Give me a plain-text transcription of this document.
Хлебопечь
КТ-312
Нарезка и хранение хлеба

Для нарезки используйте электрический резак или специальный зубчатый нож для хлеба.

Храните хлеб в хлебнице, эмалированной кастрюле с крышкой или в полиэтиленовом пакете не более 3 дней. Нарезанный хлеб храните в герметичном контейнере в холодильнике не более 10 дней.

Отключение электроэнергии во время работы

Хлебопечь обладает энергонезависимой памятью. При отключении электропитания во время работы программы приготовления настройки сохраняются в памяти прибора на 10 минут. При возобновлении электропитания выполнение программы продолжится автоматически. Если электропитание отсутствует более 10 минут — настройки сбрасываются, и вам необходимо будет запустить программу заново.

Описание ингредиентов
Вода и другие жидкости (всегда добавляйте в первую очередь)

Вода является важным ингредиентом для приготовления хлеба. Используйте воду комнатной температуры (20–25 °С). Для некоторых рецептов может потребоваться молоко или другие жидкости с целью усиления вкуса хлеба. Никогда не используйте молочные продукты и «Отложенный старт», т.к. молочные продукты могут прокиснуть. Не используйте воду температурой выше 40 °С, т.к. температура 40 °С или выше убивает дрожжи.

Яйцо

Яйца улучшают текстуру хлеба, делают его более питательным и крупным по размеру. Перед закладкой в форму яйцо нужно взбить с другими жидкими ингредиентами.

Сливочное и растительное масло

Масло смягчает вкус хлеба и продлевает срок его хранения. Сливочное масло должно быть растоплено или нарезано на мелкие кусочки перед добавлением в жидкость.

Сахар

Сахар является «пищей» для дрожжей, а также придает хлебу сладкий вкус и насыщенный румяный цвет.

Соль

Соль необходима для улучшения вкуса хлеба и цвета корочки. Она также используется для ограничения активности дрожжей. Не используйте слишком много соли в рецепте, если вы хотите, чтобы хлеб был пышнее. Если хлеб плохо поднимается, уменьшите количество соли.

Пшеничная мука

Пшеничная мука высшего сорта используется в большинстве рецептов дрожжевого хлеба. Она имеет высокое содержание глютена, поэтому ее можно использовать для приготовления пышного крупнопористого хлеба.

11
--------------------------------------------------
(PROBLEM TO WORK ON) Each line in the listing above that contains "Соль" should be copied.

(EXERCISE ANSWER)
Соль
Соль необходима для улучшения вкуса хлеба и цвета корочки. Она также используется для ограничения активности дрожжей. Не используйте слишком много соли в рецепте, если вы хотите, чтобы хлеб был пышнее. Если хлеб плохо поднимается, уменьшите количество соли.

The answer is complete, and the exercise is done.